Blue Taxi, un viaggio musicale oltre i confini del jazz

L'ultimo album di Loris Donatelli: un ponte tra tradizione e innovazione, in cui ogni nota racconta un frammento di vita. Una mappa emotiva nella quale perdersi e ritrovarsi, coniugando la profondità del genere con la libertà della musica contemporanea

Tempo di lettura 3 minuti

Tra brani originali e grandi classici rivisitati ecco il progetto solista del musicista abruzzese Loris Donatelli: un viaggio musicale oltre i confini del jazz che esplora sonorità acustiche ed elettriche con un approccio introspettivo.

Classe 1978, Loris Donatelli vive a Montesilvano (Pe). Chitarrista, compositore e docente dalla carriera poliedrica, si è diplomato in chitarra jazz al Conservatorio ‘Luisa D’Annunzio’ di Pescara con 110 e lode. Ha collaborato, tra gli altri, con lo statunitense Stef Burns, già chitarrista di Alice Cooper e oggi di Vasco Rossi, e nel 2011 e nel 2012 si è esibito in occasione del Concerto del Primo Maggio.

Sul disco e sul debutto discografico

«Con ‘Blue Taxi’ ho voluto realizzare un album che fosse un ponte tra tradizione e innovazione, in cui ogni nota racconta un frammento di vita. È un lavoro intimo ma universale, un progetto solista che parla a chi ama perdersi e ritrovarsi nella musica». Questa l’affermazione di Loris Donatelli. Stringata la descrizione sul suo esordio discografico, presente negli stores da mercoledì 14 maggio e pubblicato per la label ‘PlayCab’. Disponibile in tutti i formati: digitale e fisico, il disco prende per mano l’ascoltatore e lo conduce in un viaggio oltre i confini del jazz, in un dialogo tra tradizione e sperimentazione, senza soluzione di continuità.

Il disco

Nelle otto tracce del lavoro, le ‘composizioni originali’ sono cinque e attraverso l’uso sapiente di loop, dissonanze e improvvisazioni, Donatelli esplora sonorità acustiche ed elettriche con un approccio introspettivo e allo stesso tempo narrativo,  senza mai far notare un esercizio di stile, ‘Blue Taxi’ vuole essere una mappa emotiva nella quale perdersi e ritrovarsi, coniugando la profondità del jazz con la libertà della musica contemporanea. «Ogni brano del lavoro è un piccolo universo autonomo e metafora di un’esplorazione interiore».

## SFIDA 1
In quale città vive Loris Donatelli, secondo l'articolo sull'album Blue Taxi?
## SFIDA 2
Elenca tutti i ruoli professionali che l'articolo sull'album Blue Taxi attribuisce a Loris Donatelli.
## SFIDA 3
Prosegui l'articolo sull'album Blue Taxi, riprendendo subito dopo la sua ultima frase.
Le righe raccolte provengono da un'altra fonte.

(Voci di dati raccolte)
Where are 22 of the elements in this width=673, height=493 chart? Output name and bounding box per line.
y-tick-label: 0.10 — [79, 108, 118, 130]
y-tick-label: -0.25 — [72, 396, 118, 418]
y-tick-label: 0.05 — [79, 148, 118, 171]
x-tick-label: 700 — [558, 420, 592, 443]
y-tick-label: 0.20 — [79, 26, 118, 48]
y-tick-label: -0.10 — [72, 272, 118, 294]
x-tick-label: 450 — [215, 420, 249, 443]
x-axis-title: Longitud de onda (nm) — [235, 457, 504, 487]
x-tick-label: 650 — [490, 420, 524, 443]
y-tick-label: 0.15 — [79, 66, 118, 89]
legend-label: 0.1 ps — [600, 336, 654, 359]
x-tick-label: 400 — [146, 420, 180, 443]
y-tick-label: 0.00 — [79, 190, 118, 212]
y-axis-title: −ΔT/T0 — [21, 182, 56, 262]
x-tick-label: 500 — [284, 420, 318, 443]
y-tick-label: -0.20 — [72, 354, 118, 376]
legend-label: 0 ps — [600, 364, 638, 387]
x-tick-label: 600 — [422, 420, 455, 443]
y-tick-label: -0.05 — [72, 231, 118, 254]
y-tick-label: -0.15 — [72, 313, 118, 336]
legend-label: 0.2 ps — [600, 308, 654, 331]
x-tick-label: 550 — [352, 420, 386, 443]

...

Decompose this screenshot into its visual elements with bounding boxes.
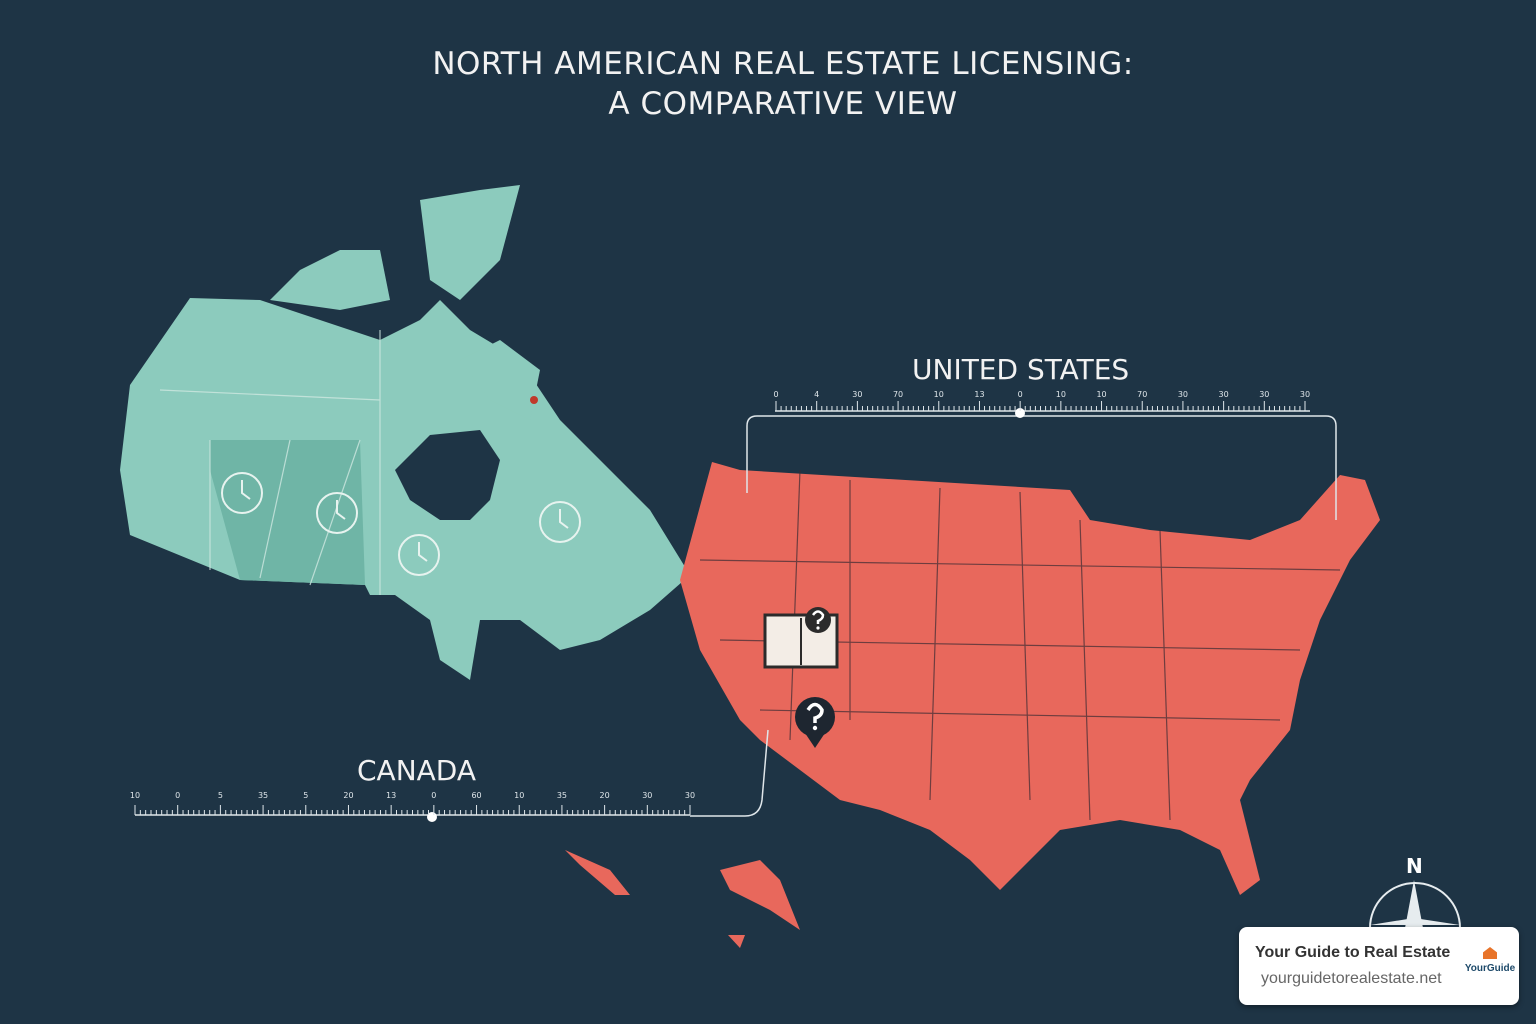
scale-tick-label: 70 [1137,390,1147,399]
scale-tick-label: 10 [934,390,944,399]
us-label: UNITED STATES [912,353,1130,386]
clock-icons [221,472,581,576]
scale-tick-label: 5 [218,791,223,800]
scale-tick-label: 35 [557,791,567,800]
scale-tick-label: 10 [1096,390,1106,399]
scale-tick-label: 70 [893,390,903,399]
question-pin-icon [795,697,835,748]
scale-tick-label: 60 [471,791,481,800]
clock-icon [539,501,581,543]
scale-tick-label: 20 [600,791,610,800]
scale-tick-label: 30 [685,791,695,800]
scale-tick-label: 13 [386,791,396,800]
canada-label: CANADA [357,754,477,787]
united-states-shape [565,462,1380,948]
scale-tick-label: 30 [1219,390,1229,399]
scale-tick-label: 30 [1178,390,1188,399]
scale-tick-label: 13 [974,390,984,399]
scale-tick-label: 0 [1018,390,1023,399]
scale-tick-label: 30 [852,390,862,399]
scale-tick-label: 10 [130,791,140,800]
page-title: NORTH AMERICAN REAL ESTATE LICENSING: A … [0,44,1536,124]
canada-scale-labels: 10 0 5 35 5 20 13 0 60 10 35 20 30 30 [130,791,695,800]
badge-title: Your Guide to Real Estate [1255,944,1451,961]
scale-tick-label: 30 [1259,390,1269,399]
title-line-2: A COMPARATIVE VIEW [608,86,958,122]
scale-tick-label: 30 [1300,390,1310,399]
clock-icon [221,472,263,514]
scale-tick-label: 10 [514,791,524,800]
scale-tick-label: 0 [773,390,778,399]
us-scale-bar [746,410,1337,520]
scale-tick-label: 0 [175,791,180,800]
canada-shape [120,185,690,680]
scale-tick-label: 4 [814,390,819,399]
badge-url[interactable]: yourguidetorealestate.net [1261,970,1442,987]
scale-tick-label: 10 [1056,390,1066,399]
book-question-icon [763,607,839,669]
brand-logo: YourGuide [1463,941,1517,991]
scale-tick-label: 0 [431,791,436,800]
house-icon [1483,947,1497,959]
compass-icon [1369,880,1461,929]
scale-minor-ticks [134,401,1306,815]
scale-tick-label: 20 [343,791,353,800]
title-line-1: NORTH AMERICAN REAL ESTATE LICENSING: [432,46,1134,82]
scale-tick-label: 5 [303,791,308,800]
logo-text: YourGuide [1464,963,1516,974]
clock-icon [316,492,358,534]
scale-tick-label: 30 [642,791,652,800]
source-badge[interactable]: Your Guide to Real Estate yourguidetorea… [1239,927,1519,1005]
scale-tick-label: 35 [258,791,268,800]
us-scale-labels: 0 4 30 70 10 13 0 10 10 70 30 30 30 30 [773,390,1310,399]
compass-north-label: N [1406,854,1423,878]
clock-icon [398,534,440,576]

---

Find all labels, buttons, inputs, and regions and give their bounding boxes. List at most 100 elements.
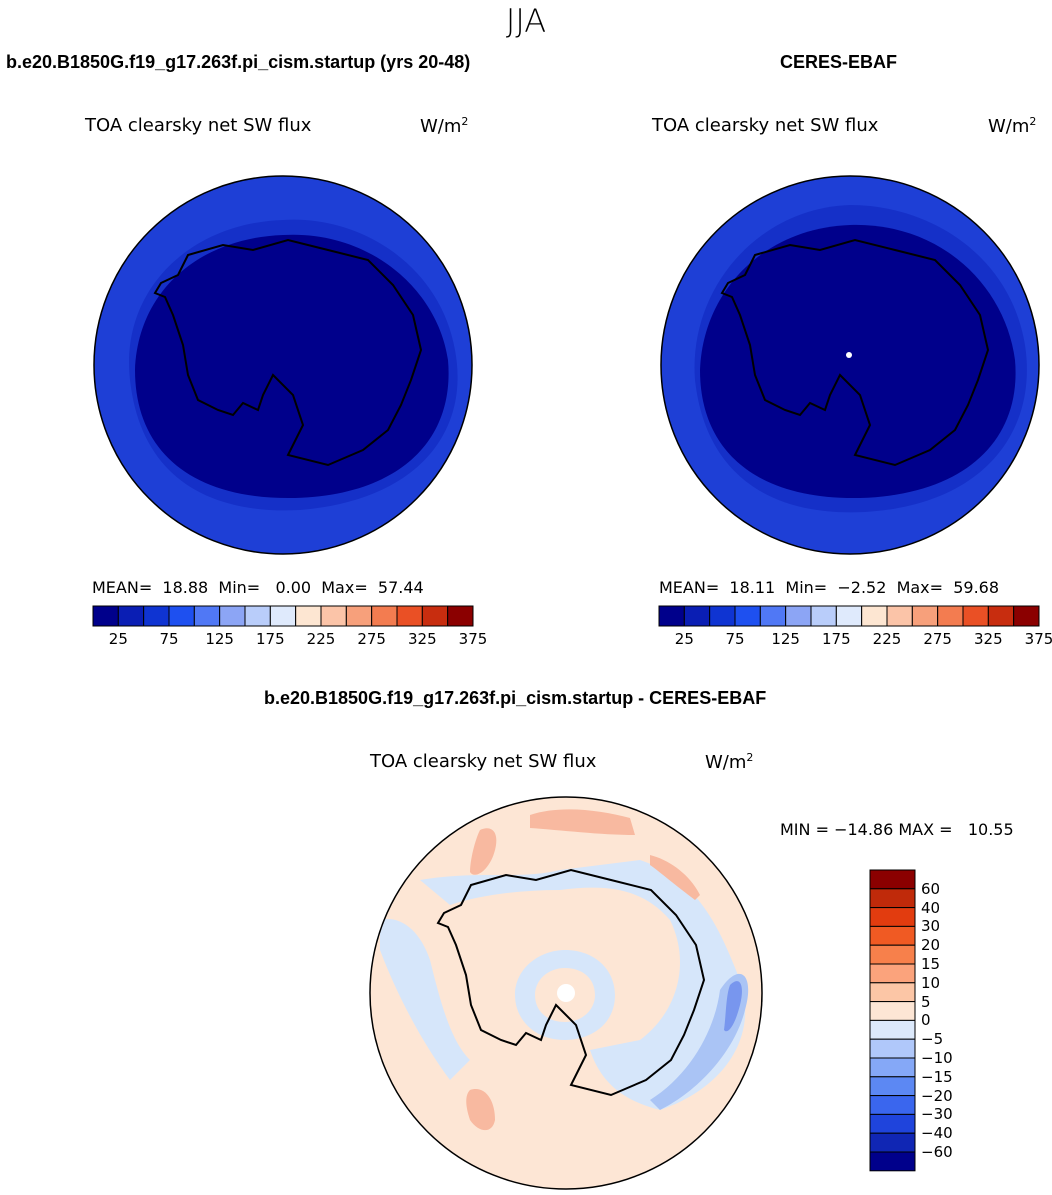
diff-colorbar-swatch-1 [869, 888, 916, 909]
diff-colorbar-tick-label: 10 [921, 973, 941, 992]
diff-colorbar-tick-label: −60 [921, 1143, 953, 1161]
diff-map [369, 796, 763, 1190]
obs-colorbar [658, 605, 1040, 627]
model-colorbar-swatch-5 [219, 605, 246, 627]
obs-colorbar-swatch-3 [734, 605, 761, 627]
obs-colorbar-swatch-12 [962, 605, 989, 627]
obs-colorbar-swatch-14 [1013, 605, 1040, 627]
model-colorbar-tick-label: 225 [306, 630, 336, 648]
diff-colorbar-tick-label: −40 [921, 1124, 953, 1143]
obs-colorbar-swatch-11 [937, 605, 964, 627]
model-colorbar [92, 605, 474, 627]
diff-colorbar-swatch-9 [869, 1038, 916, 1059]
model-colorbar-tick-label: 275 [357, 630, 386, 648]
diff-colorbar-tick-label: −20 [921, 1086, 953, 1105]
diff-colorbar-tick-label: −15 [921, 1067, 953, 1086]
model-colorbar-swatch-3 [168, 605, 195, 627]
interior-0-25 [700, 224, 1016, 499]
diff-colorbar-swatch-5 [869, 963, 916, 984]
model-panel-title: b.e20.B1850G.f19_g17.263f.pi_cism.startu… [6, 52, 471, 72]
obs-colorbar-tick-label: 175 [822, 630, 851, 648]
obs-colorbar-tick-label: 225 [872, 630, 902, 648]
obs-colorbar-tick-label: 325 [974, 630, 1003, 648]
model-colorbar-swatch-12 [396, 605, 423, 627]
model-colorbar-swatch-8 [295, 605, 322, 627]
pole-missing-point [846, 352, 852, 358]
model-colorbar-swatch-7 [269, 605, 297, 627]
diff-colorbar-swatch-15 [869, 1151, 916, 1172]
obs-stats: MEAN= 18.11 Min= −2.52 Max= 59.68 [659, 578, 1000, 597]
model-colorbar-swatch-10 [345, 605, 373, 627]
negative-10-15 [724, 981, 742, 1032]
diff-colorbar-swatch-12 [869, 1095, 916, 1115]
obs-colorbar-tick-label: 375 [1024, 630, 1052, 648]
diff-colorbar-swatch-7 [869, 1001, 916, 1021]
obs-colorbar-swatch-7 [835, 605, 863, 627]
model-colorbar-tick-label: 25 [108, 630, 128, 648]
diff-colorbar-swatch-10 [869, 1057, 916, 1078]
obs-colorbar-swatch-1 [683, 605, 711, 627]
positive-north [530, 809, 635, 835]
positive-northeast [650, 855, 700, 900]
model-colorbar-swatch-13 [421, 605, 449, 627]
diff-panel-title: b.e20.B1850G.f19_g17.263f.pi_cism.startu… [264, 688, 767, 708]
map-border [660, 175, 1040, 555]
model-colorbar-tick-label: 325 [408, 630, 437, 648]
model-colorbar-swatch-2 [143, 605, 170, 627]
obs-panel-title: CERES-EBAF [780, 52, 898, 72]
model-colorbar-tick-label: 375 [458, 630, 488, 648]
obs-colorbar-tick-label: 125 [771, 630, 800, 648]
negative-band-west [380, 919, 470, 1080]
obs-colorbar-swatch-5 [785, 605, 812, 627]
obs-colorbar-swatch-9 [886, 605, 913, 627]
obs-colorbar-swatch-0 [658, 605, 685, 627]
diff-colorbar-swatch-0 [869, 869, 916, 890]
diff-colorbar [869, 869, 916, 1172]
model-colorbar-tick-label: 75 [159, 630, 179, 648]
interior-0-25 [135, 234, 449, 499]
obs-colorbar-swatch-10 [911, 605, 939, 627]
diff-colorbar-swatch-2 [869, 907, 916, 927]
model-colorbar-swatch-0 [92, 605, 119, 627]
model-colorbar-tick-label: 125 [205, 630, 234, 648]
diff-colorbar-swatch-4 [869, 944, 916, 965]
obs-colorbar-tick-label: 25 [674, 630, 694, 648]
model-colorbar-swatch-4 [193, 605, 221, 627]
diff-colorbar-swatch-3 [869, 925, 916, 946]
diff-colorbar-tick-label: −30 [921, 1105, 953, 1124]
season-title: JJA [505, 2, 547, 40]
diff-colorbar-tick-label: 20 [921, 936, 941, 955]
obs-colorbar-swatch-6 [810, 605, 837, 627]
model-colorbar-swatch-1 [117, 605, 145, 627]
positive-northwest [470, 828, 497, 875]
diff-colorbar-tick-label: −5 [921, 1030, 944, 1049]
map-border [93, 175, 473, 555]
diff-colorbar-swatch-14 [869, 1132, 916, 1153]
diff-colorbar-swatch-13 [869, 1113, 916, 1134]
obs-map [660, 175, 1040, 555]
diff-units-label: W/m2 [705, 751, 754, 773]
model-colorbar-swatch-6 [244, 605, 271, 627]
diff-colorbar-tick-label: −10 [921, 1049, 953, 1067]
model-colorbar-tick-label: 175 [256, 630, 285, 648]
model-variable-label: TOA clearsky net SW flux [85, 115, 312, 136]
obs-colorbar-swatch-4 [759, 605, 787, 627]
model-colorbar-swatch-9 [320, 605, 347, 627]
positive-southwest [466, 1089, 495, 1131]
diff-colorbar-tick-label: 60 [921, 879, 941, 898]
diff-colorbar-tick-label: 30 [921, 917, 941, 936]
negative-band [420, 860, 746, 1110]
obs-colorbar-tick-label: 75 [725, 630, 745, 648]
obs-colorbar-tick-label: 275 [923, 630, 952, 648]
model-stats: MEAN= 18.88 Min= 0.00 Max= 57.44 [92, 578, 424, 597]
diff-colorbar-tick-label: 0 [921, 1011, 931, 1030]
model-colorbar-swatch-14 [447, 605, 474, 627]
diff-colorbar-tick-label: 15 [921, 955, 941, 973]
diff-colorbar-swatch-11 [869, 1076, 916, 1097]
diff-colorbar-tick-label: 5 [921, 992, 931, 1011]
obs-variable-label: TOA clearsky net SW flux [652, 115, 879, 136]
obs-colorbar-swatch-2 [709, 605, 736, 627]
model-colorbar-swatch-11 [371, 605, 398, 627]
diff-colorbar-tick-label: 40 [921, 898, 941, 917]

## RISPOSTA 1
A Montesilvano (Pe).

## RISPOSTA 2
Chitarrista, compositore, docente.

## RISPOSTA 3
L’album si apre con la title track ‘Blue Taxi’: un loop ostinato e asimmetrico che trae vita dal suono di un clacson nel caos del traffico cittadino. L’armonia, radicata nella scala blues, si sviluppa con un omaggio a McCoy Tyner.

Il secondo brano, ‘Autumn Leaves’, si apre con un’introduzione libera in chitarra sola; il celebre tema si svolge poi nello stile ‘chord-melody’ di Joe Pass. [L’approccio del chord melody – afferma Gigi Cifarelli – consiste nell’armonizzare una determinata melodia seguendo un giro armonico fisso. In questo caso la melodia in questione sarà il tema di uno standard; questo però non significa che lo stesso procedimento non possa essere utilizzato nell’ambito di un’improvvisazione. In tal caso dovremmo applicare la tecnica del chord melody a una melodia creata in via del tutto estemporanea. Tale procedimento implica essere molto esperti nell’utilizzo dei voicing ed avere un’ottima visualizzazione delle note sul manico in relazione agli accordi.] Prima di passare, nel brano, a un’energica improvvisazione swing in cui l’interplay di due chitarre rievoca il dialogo tra chitarra e contrabbasso tipico di un tradizionale trio jazz. La terza traccia, ‘Modal Steps’ è un ‘jazz waltz’ modale che si svela man mano nel dialogo sospeso tra due chitarre, mentre la melodia si apre in un intervallo sempre più ampio, creando una trama armonica ricca e imprevedibile.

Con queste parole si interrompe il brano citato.